Records to use:
— Begin —
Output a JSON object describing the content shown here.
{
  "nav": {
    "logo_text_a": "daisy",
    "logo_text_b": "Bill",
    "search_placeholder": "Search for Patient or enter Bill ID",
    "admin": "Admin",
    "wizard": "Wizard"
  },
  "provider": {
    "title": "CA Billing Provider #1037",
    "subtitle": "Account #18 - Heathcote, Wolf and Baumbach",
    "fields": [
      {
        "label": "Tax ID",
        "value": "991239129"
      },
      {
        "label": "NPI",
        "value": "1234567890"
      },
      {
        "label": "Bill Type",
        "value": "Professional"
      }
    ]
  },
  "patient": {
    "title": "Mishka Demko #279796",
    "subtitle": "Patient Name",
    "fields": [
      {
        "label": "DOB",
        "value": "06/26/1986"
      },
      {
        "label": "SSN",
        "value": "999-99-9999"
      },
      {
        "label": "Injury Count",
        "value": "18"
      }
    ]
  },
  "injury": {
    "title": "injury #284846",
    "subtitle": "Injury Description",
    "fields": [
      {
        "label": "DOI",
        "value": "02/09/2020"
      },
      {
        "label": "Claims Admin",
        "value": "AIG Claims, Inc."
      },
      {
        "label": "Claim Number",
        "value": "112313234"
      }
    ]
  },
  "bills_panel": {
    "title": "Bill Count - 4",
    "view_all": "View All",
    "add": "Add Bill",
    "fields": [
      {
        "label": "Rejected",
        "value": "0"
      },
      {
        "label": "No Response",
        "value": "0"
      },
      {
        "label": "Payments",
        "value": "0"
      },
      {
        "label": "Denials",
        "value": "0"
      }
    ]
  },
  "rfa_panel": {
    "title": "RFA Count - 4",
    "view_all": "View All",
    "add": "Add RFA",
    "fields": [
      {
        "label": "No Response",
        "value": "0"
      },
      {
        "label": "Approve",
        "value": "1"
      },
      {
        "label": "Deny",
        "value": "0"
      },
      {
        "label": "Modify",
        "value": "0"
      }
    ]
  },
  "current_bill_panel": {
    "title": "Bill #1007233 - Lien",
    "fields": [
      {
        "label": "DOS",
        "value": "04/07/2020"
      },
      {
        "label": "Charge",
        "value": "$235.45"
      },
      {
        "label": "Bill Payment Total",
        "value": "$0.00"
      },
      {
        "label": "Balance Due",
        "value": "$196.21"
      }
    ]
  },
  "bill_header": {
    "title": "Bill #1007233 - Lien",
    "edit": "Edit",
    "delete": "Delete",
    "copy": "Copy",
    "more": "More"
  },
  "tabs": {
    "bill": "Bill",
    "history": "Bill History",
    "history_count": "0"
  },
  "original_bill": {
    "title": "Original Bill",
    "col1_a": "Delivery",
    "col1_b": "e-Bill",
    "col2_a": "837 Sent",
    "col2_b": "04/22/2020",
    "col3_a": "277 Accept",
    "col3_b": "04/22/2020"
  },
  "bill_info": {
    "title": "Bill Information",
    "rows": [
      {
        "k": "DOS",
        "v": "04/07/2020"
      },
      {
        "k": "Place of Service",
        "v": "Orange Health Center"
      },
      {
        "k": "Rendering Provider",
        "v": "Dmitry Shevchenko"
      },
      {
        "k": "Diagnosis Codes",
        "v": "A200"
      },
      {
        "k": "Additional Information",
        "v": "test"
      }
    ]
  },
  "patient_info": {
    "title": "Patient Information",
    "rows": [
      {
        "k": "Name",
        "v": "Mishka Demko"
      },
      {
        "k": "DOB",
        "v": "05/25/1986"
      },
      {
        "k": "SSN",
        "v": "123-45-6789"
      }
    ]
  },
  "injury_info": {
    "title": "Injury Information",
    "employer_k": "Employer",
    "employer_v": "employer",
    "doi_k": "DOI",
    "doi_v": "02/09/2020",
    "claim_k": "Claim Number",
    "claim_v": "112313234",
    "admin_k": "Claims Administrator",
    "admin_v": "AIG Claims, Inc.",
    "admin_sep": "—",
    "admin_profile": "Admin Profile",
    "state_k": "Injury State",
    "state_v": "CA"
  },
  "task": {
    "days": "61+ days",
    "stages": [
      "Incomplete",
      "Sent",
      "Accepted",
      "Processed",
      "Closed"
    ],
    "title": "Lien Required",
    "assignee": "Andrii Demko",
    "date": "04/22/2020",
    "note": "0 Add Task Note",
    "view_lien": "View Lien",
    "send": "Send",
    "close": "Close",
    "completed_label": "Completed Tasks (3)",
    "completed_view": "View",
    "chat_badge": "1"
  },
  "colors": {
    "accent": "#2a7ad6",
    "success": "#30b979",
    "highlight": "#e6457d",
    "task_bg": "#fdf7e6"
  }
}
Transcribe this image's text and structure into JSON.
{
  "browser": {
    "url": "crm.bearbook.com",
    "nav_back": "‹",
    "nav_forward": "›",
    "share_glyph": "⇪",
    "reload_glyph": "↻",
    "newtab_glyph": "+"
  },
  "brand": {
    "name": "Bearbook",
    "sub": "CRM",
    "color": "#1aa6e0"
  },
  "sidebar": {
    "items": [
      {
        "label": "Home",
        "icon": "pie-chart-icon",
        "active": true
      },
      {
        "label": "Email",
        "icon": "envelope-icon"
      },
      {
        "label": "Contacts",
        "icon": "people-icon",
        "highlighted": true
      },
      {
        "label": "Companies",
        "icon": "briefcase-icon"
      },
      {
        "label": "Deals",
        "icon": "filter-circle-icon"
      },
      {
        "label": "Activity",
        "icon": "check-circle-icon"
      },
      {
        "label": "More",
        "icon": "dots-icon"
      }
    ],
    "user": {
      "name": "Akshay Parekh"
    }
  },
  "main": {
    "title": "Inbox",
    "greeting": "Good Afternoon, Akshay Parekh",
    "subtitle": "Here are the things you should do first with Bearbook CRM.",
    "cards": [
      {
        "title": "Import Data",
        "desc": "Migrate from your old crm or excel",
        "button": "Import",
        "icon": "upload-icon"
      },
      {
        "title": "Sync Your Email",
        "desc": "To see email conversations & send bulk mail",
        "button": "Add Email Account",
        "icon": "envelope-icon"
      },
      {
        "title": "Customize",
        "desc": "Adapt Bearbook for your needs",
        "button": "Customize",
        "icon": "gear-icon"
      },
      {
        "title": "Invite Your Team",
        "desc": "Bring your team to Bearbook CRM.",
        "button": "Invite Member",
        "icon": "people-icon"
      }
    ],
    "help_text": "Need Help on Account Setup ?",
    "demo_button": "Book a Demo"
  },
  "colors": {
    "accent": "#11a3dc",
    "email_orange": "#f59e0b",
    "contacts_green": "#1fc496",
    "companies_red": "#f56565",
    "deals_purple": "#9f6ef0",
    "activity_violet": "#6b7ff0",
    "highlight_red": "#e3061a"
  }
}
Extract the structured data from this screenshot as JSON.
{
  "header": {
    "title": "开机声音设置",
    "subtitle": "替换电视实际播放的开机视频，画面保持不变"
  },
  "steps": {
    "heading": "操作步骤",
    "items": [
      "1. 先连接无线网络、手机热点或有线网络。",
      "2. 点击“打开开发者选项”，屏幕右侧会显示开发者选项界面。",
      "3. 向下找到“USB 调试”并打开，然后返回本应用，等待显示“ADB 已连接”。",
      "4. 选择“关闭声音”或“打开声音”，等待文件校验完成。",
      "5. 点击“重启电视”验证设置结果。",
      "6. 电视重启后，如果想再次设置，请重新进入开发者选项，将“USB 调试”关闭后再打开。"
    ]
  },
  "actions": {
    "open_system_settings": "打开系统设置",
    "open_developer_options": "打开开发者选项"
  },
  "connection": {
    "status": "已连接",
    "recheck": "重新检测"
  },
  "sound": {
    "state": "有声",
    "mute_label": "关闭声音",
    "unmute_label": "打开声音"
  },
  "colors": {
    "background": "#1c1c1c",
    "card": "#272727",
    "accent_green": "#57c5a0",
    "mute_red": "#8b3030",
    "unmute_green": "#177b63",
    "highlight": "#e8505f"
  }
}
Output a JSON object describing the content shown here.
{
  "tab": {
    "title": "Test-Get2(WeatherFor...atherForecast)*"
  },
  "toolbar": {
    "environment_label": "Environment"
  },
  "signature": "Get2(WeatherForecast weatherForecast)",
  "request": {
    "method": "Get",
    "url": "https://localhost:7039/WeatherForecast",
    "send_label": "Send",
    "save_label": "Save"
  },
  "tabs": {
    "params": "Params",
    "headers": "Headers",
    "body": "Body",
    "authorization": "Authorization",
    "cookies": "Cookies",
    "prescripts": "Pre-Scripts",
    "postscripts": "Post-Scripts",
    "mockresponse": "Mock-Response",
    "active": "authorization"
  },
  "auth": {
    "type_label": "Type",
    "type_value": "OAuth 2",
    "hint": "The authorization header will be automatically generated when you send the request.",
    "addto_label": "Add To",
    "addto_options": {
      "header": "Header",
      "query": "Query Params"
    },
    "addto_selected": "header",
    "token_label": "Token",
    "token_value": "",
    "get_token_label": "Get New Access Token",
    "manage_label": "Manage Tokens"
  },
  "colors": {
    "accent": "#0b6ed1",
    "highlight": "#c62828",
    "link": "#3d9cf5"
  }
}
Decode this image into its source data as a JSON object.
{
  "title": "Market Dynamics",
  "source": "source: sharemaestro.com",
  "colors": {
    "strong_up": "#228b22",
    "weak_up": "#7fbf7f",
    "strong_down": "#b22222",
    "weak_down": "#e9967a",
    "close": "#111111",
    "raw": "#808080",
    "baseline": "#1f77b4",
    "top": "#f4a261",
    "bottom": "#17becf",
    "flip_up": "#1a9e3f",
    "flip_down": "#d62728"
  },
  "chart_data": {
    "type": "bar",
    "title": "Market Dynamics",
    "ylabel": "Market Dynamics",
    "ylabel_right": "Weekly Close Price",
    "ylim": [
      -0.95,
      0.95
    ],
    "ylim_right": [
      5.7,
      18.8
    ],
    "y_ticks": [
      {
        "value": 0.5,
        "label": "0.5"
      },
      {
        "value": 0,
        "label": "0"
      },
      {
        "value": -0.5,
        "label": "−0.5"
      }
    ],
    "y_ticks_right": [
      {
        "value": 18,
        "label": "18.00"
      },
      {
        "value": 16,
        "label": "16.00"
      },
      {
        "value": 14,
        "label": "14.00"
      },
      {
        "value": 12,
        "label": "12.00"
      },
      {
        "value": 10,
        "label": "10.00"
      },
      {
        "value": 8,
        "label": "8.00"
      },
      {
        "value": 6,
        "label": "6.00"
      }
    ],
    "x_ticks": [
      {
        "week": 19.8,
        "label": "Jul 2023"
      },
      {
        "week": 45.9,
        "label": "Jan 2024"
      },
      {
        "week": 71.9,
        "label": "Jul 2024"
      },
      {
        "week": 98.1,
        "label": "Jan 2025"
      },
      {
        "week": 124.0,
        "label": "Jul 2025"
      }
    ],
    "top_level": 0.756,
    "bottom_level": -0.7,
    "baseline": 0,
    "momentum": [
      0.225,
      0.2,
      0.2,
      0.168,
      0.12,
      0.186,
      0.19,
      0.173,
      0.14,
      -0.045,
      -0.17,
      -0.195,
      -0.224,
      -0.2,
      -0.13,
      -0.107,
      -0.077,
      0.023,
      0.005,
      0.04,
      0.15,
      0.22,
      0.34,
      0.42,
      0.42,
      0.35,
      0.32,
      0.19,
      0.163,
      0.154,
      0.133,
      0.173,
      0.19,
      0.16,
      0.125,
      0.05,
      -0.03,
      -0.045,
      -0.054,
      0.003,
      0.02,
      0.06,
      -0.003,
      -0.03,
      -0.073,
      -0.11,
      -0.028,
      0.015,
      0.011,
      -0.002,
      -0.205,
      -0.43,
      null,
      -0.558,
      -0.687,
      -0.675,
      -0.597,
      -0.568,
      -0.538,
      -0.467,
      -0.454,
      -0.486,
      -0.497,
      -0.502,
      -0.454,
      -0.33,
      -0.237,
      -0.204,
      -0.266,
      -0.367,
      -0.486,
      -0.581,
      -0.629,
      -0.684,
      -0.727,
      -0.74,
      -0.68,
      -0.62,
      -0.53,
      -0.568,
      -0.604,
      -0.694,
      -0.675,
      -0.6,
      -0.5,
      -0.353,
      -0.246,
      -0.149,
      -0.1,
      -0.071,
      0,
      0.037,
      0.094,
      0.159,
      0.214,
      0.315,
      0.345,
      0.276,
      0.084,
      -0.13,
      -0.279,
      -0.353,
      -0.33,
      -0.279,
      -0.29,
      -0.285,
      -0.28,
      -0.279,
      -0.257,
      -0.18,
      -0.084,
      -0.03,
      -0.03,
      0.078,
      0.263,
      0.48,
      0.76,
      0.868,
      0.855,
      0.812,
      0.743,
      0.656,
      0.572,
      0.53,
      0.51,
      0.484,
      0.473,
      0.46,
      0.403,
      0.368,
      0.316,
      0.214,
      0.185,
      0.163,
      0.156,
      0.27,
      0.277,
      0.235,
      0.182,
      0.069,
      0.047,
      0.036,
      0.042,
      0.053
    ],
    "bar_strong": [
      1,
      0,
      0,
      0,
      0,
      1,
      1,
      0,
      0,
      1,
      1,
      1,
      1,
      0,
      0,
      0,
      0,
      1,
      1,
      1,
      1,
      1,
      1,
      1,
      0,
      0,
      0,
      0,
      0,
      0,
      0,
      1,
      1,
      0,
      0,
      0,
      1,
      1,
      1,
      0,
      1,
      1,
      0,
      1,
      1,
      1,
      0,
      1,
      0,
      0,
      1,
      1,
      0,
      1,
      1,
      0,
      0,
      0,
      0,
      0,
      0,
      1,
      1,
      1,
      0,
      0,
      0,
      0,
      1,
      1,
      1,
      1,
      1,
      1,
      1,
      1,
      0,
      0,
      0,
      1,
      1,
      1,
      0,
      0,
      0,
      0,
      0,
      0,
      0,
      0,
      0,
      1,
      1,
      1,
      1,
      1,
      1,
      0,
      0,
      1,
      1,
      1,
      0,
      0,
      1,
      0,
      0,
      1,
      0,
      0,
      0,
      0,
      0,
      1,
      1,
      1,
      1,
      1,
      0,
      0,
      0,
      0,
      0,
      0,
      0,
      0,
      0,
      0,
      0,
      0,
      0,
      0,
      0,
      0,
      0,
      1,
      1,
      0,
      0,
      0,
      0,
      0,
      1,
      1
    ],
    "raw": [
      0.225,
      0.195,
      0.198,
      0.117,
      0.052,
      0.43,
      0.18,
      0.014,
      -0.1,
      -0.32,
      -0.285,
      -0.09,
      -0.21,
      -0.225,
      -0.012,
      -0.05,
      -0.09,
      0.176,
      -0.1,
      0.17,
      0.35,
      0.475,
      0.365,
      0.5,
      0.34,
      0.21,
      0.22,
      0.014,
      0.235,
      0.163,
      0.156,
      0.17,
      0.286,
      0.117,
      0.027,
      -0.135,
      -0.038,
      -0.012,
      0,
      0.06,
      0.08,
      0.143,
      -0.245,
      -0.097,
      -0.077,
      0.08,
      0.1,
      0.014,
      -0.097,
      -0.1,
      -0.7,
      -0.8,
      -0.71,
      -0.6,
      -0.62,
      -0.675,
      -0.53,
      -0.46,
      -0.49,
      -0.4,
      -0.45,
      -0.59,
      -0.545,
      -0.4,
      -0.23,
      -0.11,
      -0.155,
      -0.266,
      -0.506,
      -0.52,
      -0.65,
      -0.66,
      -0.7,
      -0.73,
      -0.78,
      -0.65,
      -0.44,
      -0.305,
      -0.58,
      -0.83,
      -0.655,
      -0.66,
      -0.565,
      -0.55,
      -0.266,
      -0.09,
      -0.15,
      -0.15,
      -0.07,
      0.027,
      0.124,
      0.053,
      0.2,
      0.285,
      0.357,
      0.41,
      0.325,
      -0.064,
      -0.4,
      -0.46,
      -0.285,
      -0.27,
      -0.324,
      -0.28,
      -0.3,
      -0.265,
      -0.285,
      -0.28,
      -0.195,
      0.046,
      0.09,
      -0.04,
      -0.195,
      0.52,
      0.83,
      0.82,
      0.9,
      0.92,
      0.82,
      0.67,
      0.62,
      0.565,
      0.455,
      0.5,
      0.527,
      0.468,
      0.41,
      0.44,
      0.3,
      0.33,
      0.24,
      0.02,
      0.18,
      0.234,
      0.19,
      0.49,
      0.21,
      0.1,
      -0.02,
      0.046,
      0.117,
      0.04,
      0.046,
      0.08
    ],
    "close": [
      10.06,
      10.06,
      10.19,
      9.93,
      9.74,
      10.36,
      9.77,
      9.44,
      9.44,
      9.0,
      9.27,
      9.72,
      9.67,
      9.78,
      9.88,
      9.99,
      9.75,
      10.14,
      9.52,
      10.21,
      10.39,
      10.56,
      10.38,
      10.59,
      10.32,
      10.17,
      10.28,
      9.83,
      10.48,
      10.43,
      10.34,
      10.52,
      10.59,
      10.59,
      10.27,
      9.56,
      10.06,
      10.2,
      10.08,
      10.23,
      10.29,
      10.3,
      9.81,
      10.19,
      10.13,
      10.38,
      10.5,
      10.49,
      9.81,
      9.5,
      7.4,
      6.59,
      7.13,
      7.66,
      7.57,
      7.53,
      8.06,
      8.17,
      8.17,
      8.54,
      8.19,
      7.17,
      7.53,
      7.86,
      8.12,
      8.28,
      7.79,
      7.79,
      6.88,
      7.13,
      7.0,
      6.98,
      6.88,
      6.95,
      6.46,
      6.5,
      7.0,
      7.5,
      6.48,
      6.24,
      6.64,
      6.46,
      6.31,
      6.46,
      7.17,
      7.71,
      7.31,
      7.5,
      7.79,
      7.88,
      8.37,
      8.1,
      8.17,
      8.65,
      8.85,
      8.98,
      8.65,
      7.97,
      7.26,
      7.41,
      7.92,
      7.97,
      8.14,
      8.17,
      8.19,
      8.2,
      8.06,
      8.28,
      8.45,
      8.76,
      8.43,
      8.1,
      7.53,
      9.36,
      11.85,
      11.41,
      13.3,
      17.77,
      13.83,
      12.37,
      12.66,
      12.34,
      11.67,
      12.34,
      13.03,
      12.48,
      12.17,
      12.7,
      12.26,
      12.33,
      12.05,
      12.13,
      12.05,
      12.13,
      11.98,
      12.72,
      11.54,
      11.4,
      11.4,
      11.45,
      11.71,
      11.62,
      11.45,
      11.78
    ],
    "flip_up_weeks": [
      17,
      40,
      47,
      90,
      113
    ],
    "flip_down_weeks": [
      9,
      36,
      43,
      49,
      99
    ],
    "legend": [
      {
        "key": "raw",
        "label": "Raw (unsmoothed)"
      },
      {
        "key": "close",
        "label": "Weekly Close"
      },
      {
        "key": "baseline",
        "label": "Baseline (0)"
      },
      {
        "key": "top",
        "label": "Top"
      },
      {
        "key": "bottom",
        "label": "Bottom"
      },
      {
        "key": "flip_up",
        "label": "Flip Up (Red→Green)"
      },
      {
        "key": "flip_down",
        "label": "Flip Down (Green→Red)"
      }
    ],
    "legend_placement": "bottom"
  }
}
— End —
Lines of the material that contain the word "Market" are to be gathered.

Reply:
  "title": "Market Dynamics",
    "title": "Market Dynamics",
    "ylabel": "Market Dynamics",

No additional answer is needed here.